Could you arrange as a numbered list only the rows in the part that opens with the line containing "Patent image size: (982, 709)." and closes with the line containing "The distal tip 130 is at (312, 235).", both of those lines included and blank lines left out?

___ Material for this task ___

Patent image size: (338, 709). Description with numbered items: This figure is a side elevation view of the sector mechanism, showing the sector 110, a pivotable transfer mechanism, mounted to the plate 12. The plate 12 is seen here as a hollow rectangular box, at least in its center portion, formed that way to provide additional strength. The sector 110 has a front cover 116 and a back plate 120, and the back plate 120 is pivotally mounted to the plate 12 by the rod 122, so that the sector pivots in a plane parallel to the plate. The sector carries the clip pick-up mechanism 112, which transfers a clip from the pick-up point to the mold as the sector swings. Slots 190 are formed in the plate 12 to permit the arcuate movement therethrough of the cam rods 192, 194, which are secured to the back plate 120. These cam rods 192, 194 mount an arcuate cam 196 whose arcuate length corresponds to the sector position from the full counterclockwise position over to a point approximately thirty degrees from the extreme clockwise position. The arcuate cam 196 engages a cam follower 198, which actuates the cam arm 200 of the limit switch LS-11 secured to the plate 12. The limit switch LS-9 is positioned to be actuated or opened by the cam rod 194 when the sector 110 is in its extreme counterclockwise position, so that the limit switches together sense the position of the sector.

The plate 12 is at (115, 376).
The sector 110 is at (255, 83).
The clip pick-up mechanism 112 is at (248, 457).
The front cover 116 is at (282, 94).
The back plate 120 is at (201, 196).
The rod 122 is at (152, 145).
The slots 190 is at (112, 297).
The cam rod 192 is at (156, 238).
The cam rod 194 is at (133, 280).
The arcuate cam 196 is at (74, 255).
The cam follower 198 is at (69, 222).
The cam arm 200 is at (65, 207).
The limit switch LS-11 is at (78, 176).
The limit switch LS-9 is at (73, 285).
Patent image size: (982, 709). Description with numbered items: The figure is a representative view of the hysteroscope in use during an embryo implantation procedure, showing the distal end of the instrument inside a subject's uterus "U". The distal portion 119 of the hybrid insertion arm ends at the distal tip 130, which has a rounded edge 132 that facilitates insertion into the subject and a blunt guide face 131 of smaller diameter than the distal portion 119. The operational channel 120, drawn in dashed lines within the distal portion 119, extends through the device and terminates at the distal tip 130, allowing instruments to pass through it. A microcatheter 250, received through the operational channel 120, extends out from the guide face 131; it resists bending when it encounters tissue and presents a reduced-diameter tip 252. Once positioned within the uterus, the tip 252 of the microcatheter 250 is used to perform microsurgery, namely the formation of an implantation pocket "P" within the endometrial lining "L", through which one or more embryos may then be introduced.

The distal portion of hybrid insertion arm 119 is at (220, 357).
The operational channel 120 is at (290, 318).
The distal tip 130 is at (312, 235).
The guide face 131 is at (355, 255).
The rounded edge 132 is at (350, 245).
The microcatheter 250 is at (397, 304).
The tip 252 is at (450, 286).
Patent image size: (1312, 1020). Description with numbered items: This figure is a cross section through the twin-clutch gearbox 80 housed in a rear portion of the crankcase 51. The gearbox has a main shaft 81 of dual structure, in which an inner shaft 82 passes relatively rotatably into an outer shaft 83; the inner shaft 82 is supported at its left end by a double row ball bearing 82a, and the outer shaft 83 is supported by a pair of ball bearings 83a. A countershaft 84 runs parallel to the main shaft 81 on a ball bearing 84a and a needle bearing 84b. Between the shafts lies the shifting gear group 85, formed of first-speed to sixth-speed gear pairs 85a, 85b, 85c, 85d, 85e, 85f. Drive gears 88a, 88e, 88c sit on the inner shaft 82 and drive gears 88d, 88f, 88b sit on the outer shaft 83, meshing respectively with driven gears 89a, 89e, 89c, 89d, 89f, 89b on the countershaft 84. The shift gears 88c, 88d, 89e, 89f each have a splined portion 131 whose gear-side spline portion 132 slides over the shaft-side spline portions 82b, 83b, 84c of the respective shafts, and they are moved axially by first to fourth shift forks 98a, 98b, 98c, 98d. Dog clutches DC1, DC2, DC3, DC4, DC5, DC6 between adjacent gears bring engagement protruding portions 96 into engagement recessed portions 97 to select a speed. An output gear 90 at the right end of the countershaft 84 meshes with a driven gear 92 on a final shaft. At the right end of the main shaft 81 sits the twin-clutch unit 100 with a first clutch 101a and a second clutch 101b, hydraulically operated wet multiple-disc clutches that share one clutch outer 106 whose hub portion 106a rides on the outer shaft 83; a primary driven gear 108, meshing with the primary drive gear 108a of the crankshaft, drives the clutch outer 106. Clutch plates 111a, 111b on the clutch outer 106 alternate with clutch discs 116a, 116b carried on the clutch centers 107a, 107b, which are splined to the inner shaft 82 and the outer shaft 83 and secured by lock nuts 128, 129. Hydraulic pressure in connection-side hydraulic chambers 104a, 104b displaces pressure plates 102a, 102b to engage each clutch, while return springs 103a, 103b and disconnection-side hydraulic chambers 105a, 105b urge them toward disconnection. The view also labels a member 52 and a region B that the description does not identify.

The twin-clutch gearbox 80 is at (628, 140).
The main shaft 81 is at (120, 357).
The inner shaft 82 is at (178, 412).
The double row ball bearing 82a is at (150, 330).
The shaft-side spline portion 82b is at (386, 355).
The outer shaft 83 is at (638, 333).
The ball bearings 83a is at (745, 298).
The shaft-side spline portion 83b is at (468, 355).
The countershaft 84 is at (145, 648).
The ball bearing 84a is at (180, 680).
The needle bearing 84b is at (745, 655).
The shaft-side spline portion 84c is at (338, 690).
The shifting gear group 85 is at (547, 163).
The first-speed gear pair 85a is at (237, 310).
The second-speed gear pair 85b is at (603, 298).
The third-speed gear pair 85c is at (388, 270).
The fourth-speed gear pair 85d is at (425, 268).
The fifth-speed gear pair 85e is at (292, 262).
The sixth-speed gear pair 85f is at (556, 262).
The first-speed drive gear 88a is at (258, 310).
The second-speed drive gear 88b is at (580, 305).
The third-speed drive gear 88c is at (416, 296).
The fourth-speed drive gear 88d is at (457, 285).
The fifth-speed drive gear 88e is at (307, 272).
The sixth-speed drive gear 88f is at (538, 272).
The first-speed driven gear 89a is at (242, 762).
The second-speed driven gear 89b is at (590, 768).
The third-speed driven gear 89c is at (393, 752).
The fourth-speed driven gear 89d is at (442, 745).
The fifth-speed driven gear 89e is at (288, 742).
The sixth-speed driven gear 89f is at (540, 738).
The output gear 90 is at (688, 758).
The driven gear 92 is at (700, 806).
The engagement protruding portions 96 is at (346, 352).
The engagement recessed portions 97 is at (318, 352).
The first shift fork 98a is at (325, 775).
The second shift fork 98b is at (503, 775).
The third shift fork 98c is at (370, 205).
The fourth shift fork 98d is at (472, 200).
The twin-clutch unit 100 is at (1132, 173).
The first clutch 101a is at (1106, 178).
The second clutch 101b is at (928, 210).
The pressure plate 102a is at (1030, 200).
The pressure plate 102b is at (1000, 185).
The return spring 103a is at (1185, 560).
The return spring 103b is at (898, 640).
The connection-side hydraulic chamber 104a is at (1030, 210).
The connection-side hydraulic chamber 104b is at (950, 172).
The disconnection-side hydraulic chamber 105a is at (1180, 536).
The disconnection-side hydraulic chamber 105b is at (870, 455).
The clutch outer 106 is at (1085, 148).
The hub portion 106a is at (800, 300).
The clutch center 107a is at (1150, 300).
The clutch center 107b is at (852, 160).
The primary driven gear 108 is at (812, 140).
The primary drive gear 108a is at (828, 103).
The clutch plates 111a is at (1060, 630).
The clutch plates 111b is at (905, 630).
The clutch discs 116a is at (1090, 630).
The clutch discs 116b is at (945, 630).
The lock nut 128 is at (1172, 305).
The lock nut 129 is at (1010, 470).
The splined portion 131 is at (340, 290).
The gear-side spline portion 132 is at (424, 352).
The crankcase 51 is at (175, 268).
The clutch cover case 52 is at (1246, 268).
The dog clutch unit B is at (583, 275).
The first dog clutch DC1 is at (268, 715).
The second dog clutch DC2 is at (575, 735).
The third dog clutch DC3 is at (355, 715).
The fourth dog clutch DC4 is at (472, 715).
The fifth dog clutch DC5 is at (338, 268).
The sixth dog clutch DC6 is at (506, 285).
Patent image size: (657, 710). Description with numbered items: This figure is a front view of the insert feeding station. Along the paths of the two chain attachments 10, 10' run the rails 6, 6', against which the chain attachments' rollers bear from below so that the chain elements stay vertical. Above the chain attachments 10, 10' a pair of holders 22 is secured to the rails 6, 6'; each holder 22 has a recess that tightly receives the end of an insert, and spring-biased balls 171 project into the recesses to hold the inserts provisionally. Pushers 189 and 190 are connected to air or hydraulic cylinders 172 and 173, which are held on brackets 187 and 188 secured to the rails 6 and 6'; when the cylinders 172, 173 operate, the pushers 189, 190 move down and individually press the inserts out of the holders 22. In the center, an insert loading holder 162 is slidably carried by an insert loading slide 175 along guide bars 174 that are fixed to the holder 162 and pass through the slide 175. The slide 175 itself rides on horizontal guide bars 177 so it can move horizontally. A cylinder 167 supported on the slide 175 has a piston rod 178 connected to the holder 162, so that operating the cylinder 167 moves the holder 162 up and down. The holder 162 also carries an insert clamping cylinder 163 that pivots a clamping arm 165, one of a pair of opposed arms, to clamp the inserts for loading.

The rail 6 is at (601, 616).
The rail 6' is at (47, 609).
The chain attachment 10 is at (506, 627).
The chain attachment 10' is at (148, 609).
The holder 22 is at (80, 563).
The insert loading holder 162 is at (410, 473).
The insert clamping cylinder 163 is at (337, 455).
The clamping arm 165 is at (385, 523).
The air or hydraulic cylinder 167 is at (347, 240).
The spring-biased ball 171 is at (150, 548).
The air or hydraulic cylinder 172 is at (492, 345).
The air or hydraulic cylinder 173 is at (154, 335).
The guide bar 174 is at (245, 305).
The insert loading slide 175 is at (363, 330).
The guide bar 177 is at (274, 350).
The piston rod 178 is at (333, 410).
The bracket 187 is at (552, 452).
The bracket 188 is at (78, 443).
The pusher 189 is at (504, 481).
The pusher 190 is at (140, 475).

___

__Final answer__
1. Patent image size: (982, 709). Description with numbered items: The figure is a representative view of the hysteroscope in use during an embryo implantation procedure, showing the distal end of the instrument inside a subject's uterus "U". The distal portion 119 of the hybrid insertion arm ends at the distal tip 130, which has a rounded edge 132 that facilitates insertion into the subject and a blunt guide face 131 of smaller diameter than the distal portion 119. The operational channel 120, drawn in dashed lines within the distal portion 119, extends through the device and terminates at the distal tip 130, allowing instruments to pass through it. A microcatheter 250, received through the operational channel 120, extends out from the guide face 131; it resists bending when it encounters tissue and presents a reduced-diameter tip 252. Once positioned within the uterus, the tip 252 of the microcatheter 250 is used to perform microsurgery, namely the formation of an implantation pocket "P" within the endometrial lining "L", through which one or more embryos may then be introduced.
2. The distal portion of hybrid insertion arm 119 is at (220, 357).
3. The operational channel 120 is at (290, 318).
4. The distal tip 130 is at (312, 235).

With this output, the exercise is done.